◆ Instructions for the task:
Locate every line in the records below that contains the word "vertical", and copy each one.

-------------------------

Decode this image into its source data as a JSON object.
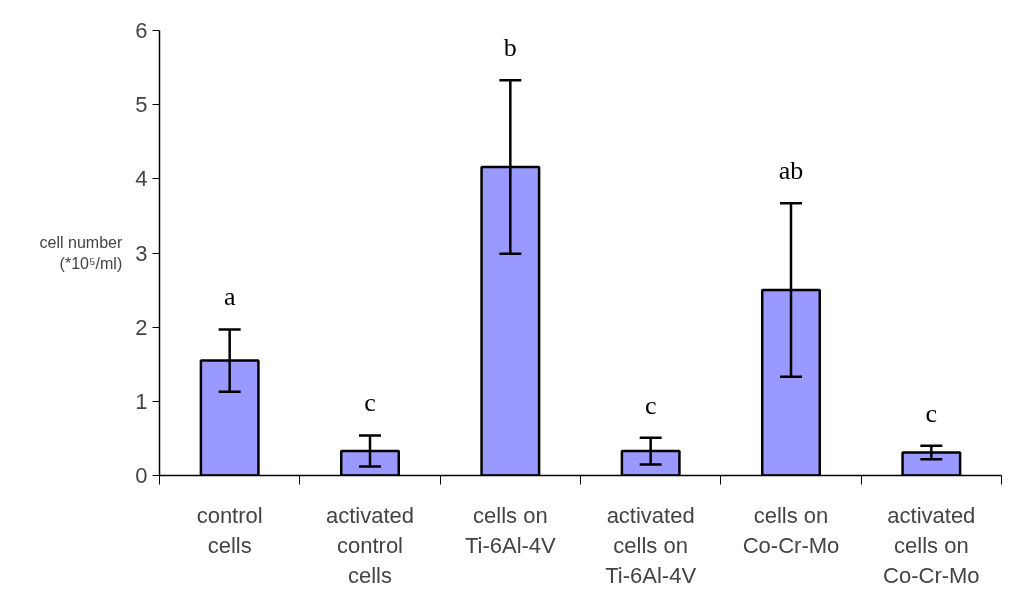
{
  "chart_data": {
    "type": "bar",
    "ylabel": "cell number\n(*10⁵/ml)",
    "categories": [
      "control\ncells",
      "activated\ncontrol\ncells",
      "cells on\nTi-6Al-4V",
      "activated\ncells on\nTi-6Al-4V",
      "cells on\nCo-Cr-Mo",
      "activated\ncells on\nCo-Cr-Mo"
    ],
    "values": [
      1.55,
      0.33,
      4.16,
      0.33,
      2.5,
      0.31
    ],
    "errors": [
      0.42,
      0.21,
      1.17,
      0.18,
      1.17,
      0.09
    ],
    "color": "#9999ff",
    "ylim": [
      0,
      6
    ],
    "yticks": [
      0,
      1,
      2,
      3,
      4,
      5,
      6
    ],
    "grid": false,
    "annotations": [
      "a",
      "c",
      "b",
      "c",
      "ab",
      "c"
    ]
  }
}
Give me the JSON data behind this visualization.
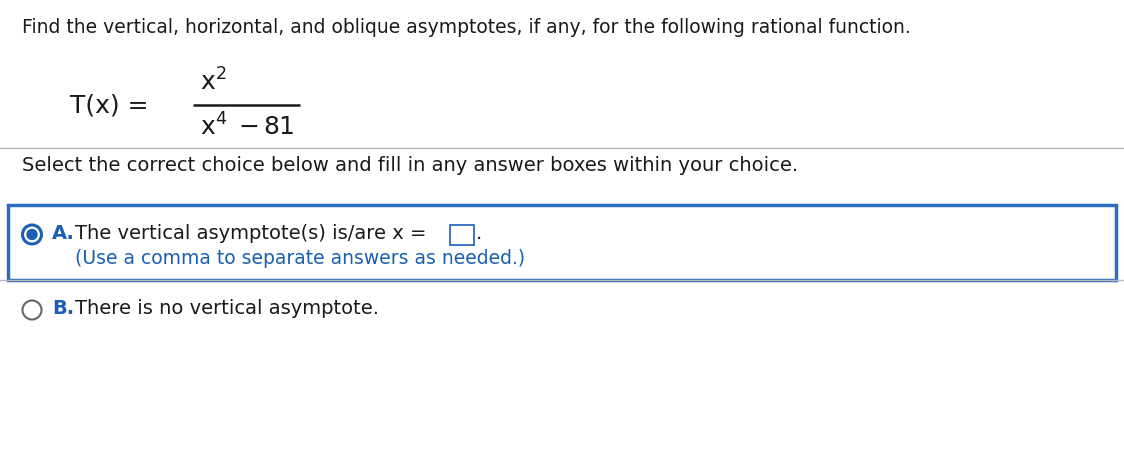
{
  "bg_color": "#ffffff",
  "title_text": "Find the vertical, horizontal, and oblique asymptotes, if any, for the following rational function.",
  "select_text": "Select the correct choice below and fill in any answer boxes within your choice.",
  "choice_A_hint": "(Use a comma to separate answers as needed.)",
  "choice_B_text": "There is no vertical asymptote.",
  "text_color_black": "#1a1a1a",
  "text_color_blue": "#1a5fb4",
  "radio_selected_color": "#1a5fb4",
  "box_border_color": "#2b6dbf",
  "box_bg_color": "#ffffff",
  "divider_color": "#bbbbbb",
  "ans_box_border": "#2b6dbf",
  "font_size_title": 13.5,
  "font_size_main": 14.0,
  "font_size_func": 18.0,
  "font_size_choice": 14.0
}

-------------------------

◆ Written response:
  "title_text": "Find the vertical, horizontal, and oblique asymptotes, if any, for the following rational function.",
  "choice_B_text": "There is no vertical asymptote.",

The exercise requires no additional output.